= Problem =
Every record below should be transcribed exactly. Omit the images.

= The input =

++++++++++++++++++++

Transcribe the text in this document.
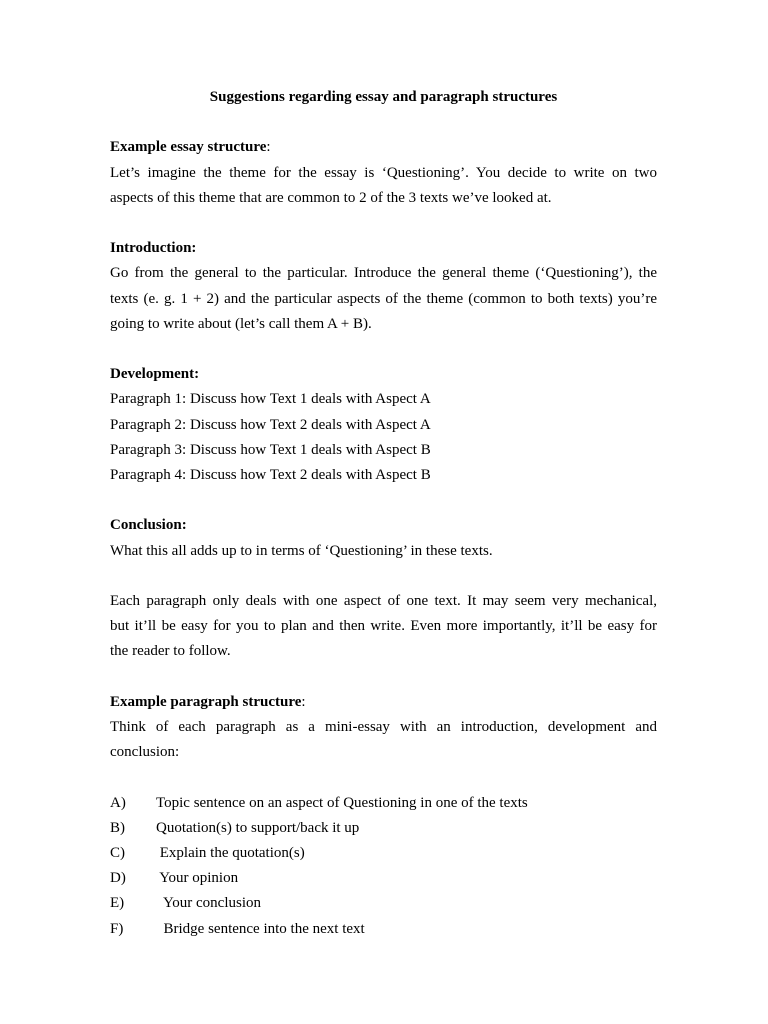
Suggestions regarding essay and paragraph structures
Example essay structure:
Let’s imagine the theme for the essay is ‘Questioning’. You decide to write on two
aspects of this theme that are common to 2 of the 3 texts we’ve looked at.
Introduction:
Go from the general to the particular. Introduce the general theme (‘Questioning’), the
texts (e. g. 1 + 2) and the particular aspects of the theme (common to both texts) you’re
going to write about (let’s call them A + B).
Development:
Paragraph 1: Discuss how Text 1 deals with Aspect A
Paragraph 2: Discuss how Text 2 deals with Aspect A
Paragraph 3: Discuss how Text 1 deals with Aspect B
Paragraph 4: Discuss how Text 2 deals with Aspect B
Conclusion:
What this all adds up to in terms of ‘Questioning’ in these texts.
Each paragraph only deals with one aspect of one text. It may seem very mechanical,
but it’ll be easy for you to plan and then write. Even more importantly, it’ll be easy for
the reader to follow.
Example paragraph structure:
Think of each paragraph as a mini-essay with an introduction, development and
conclusion:
A)	Topic sentence on an aspect of Questioning in one of the texts
B)	Quotation(s) to support/back it up
C)	Explain the quotation(s)
D)	Your opinion
E)	Your conclusion
F)	Bridge sentence into the next text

++++++++++++++++++++

= Right answer =
Transcribe the text in this document.
Suggestions regarding essay and paragraph structures
Example essay structure:
Let’s imagine the theme for the essay is ‘Questioning’. You decide to write on two
aspects of this theme that are common to 2 of the 3 texts we’ve looked at.
Introduction:
Go from the general to the particular. Introduce the general theme (‘Questioning’), the
texts (e. g. 1 + 2) and the particular aspects of the theme (common to both texts) you’re
going to write about (let’s call them A + B).
Development:
Paragraph 1: Discuss how Text 1 deals with Aspect A
Paragraph 2: Discuss how Text 2 deals with Aspect A
Paragraph 3: Discuss how Text 1 deals with Aspect B
Paragraph 4: Discuss how Text 2 deals with Aspect B
Conclusion:
What this all adds up to in terms of ‘Questioning’ in these texts.
Each paragraph only deals with one aspect of one text. It may seem very mechanical,
but it’ll be easy for you to plan and then write. Even more importantly, it’ll be easy for
the reader to follow.
Example paragraph structure:
Think of each paragraph as a mini-essay with an introduction, development and
conclusion:
A)	Topic sentence on an aspect of Questioning in one of the texts
B)	Quotation(s) to support/back it up
C)	Explain the quotation(s)
D)	Your opinion
E)	Your conclusion
F)	Bridge sentence into the next text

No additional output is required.